### PROBLEM STATEMENT
In the entries below, find each line with the string "bedeuten" and copy it.
_ _ _ _ _
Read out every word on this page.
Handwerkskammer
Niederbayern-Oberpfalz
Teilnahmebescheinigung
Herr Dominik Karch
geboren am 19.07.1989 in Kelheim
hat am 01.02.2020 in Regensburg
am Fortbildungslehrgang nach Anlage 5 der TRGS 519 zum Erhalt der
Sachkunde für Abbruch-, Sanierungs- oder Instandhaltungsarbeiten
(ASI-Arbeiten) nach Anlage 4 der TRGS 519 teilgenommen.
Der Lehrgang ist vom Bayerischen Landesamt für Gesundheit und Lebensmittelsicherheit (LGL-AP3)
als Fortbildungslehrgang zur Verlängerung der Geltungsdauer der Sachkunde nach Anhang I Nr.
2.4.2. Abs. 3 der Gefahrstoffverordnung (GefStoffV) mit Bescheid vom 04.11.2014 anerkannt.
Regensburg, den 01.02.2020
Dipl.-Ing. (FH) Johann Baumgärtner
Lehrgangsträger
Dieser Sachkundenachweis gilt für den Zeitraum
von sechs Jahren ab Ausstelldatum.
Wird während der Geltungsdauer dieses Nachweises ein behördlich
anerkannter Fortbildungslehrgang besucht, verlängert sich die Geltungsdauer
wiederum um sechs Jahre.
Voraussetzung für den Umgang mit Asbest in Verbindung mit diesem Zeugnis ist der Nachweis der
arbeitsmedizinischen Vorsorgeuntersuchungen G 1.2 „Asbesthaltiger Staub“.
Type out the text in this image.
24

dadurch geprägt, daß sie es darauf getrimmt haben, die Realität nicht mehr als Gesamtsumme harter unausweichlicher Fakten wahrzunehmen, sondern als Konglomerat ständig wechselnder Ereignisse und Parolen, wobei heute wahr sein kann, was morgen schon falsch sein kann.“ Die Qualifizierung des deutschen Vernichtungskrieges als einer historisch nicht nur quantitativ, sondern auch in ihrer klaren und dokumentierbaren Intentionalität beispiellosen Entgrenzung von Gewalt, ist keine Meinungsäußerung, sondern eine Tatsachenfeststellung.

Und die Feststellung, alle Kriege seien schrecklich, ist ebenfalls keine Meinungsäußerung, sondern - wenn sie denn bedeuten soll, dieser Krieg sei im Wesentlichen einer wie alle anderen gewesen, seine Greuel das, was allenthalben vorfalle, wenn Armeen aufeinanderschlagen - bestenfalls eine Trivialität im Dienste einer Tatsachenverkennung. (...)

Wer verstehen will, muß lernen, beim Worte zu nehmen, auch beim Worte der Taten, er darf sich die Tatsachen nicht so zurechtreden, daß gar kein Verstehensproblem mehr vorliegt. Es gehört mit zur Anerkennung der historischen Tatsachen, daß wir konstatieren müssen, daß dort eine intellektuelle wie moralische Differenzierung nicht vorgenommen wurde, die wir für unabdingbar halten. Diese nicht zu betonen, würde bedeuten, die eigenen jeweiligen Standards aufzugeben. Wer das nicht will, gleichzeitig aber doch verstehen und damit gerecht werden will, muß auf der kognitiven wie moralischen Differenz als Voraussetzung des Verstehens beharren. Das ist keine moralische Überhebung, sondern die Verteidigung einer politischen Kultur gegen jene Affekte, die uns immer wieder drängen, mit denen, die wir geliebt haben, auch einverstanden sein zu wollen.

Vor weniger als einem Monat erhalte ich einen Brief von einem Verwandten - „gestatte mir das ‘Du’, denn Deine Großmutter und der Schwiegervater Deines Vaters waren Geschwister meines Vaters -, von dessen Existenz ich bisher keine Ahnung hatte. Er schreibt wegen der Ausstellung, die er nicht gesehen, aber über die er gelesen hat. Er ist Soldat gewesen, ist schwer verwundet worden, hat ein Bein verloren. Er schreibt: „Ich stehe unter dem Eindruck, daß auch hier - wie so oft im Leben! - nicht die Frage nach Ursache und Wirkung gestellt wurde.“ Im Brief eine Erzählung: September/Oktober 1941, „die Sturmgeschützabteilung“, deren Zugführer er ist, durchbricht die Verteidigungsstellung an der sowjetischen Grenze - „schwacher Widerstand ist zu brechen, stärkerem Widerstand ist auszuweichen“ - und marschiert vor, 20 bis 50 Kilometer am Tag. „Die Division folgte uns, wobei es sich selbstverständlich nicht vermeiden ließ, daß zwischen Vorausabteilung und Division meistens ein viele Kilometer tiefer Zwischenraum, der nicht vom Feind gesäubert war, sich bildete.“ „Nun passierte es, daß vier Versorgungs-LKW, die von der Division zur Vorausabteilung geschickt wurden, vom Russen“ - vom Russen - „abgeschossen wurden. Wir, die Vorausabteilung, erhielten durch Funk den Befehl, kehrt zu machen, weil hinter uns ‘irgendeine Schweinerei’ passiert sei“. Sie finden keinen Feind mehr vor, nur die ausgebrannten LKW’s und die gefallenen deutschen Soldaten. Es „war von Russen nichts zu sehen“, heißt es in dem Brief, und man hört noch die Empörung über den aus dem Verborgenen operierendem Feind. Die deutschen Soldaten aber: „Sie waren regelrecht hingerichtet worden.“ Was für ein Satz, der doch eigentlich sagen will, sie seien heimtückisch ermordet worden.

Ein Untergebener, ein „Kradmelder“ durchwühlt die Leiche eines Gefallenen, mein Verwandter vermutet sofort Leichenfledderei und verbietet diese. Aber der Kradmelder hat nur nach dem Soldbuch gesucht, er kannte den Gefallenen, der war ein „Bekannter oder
_ _ _ _ _
### ANSWER TO THIS EXERCISE
Und die Feststellung, alle Kriege seien schrecklich, ist ebenfalls keine Meinungsäußerung, sondern - wenn sie denn bedeuten soll, dieser Krieg sei im Wesentlichen einer wie alle anderen gewesen, seine Greuel das, was allenthalben vorfalle, wenn Armeen aufeinanderschlagen - bestenfalls eine Trivialität im Dienste einer Tatsachenverkennung. (...)
Wer verstehen will, muß lernen, beim Worte zu nehmen, auch beim Worte der Taten, er darf sich die Tatsachen nicht so zurechtreden, daß gar kein Verstehensproblem mehr vorliegt. Es gehört mit zur Anerkennung der historischen Tatsachen, daß wir konstatieren müssen, daß dort eine intellektuelle wie moralische Differenzierung nicht vorgenommen wurde, die wir für unabdingbar halten. Diese nicht zu betonen, würde bedeuten, die eigenen jeweiligen Standards aufzugeben. Wer das nicht will, gleichzeitig aber doch verstehen und damit gerecht werden will, muß auf der kognitiven wie moralischen Differenz als Voraussetzung des Verstehens beharren. Das ist keine moralische Überhebung, sondern die Verteidigung einer politischen Kultur gegen jene Affekte, die uns immer wieder drängen, mit denen, die wir geliebt haben, auch einverstanden sein zu wollen.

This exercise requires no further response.